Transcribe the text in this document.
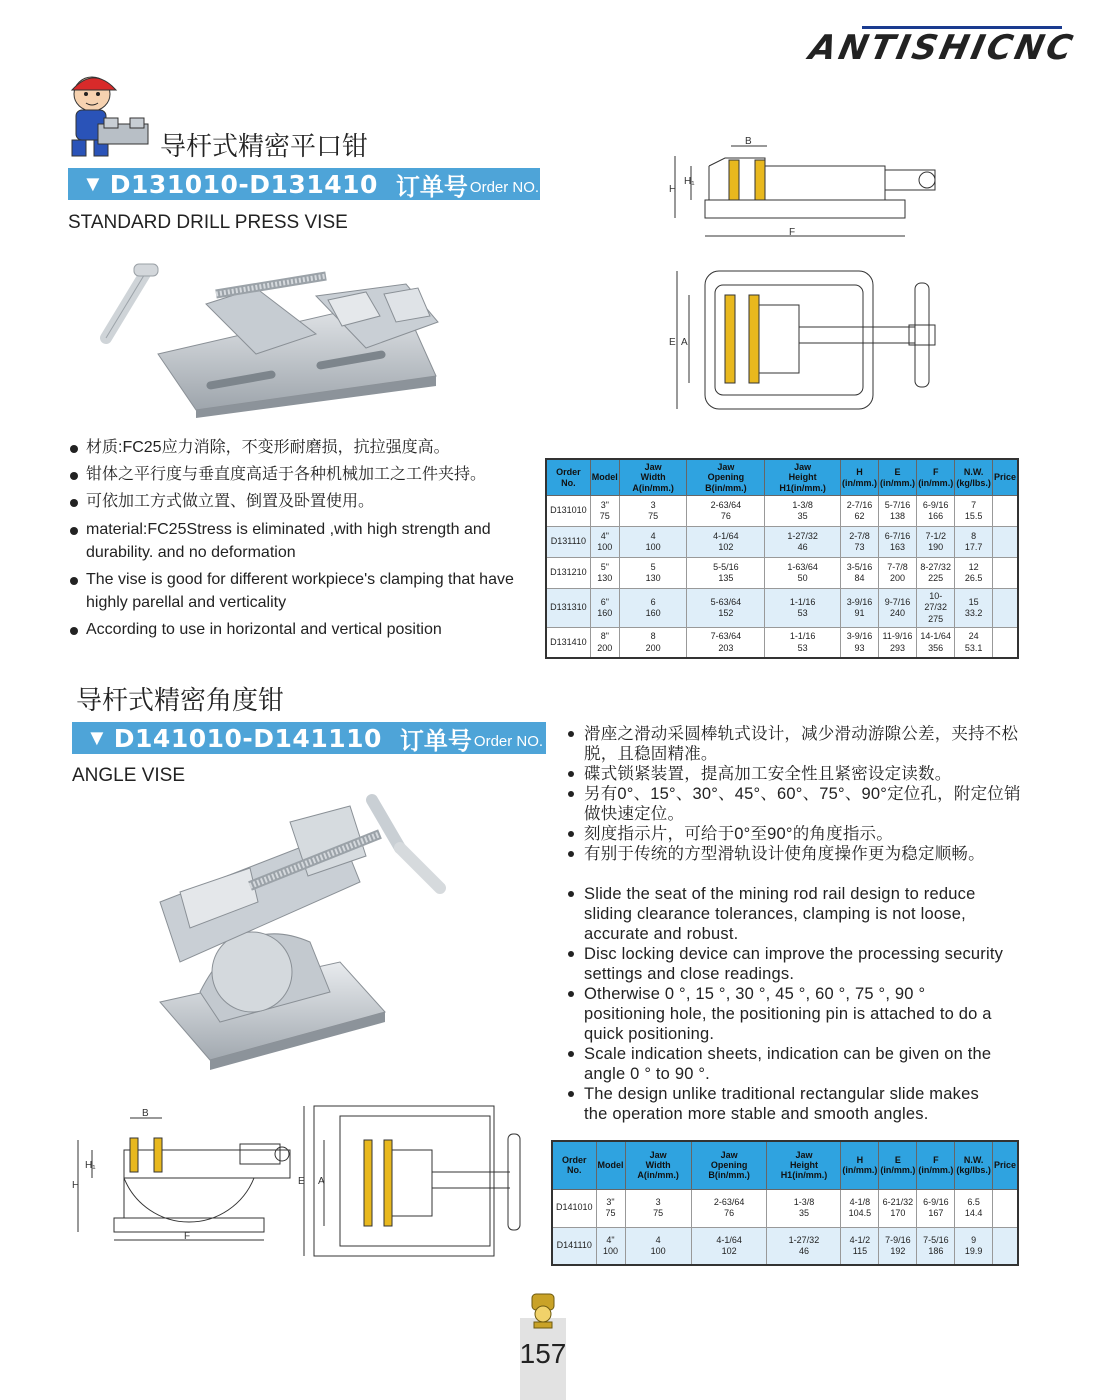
ANTISHICNC
导杆式精密平口钳
▼ D131010-D131410 订单号 Order NO.
STANDARD DRILL PRESS VISE
B
H
H₁
F
E A
材质:FC25应力消除，不变形耐磨损，抗拉强度高。
钳体之平行度与垂直度高适于各种机械加工之工件夹持。
可依加工方式做立置、倒置及卧置使用。
material:FC25Stress is eliminated ,with high strength and durability. and no deformation
The vise is good for different workpiece's clamping that have highly parellal and verticality
According to use in horizontal and vertical position
Order No.	Model	Jaw
Width A(in/mm.)	Jaw
Opening B(in/mm.)	Jaw
Height H1(in/mm.)	H
(in/mm.)	E
(in/mm.)	F
(in/mm.)	N.W.
(kg/lbs.)	Price
D131010	3"
75	3
75	2-63/64
76	1-3/8
35	2-7/16
62	5-7/16
138	6-9/16
166	7
15.5	
D131110	4"
100	4
100	4-1/64
102	1-27/32
46	2-7/8
73	6-7/16
163	7-1/2
190	8
17.7	
D131210	5"
130	5
130	5-5/16
135	1-63/64
50	3-5/16
84	7-7/8
200	8-27/32
225	12
26.5	
D131310	6"
160	6
160	5-63/64
152	1-1/16
53	3-9/16
91	9-7/16
240	10-27/32
275	15
33.2	
D131410	8"
200	8
200	7-63/64
203	1-1/16
53	3-9/16
93	11-9/16
293	14-1/64
356	24
53.1	
导杆式精密角度钳
▼ D141010-D141110 订单号 Order NO.
ANGLE VISE
滑座之滑动采圆棒轨式设计，减少滑动游隙公差，夹持不松脱，且稳固精准。
碟式锁紧装置，提高加工安全性且紧密设定读数。
另有0°、15°、30°、45°、60°、75°、90°定位孔，附定位销做快速定位。
刻度指示片，可给于0°至90°的角度指示。
有别于传统的方型滑轨设计使角度操作更为稳定顺畅。
Slide the seat of the mining rod rail design to reduce sliding clearance tolerances, clamping is not loose, accurate and robust.
Disc locking device can improve the processing security settings and close readings.
Otherwise 0 °, 15 °, 30 °, 45 °, 60 °, 75 °, 90 ° positioning hole, the positioning pin is attached to do a quick positioning.
Scale indication sheets, indication can be given on the angle 0 ° to 90 °.
The design unlike traditional rectangular slide makes the operation more stable and smooth angles.
B
H
H₁
F
E A
Order No.	Model	Jaw
Width A(in/mm.)	Jaw
Opening B(in/mm.)	Jaw
Height H1(in/mm.)	H
(in/mm.)	E
(in/mm.)	F
(in/mm.)	N.W.
(kg/lbs.)	Price
D141010	3"
75	3
75	2-63/64
76	1-3/8
35	4-1/8
104.5	6-21/32
170	6-9/16
167	6.5
14.4	
D141110	4"
100	4
100	4-1/64
102	1-27/32
46	4-1/2
115	7-9/16
192	7-5/16
186	9
19.9	
157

☆ ☆ ☆

Your task – From the records, copy every line that has the string "Order" in it.

Exercise solution –
▼ D131010-D131410 订单号 Order NO.
Order No.	Model	Jaw
▼ D141010-D141110 订单号 Order NO.
Order No.	Model	Jaw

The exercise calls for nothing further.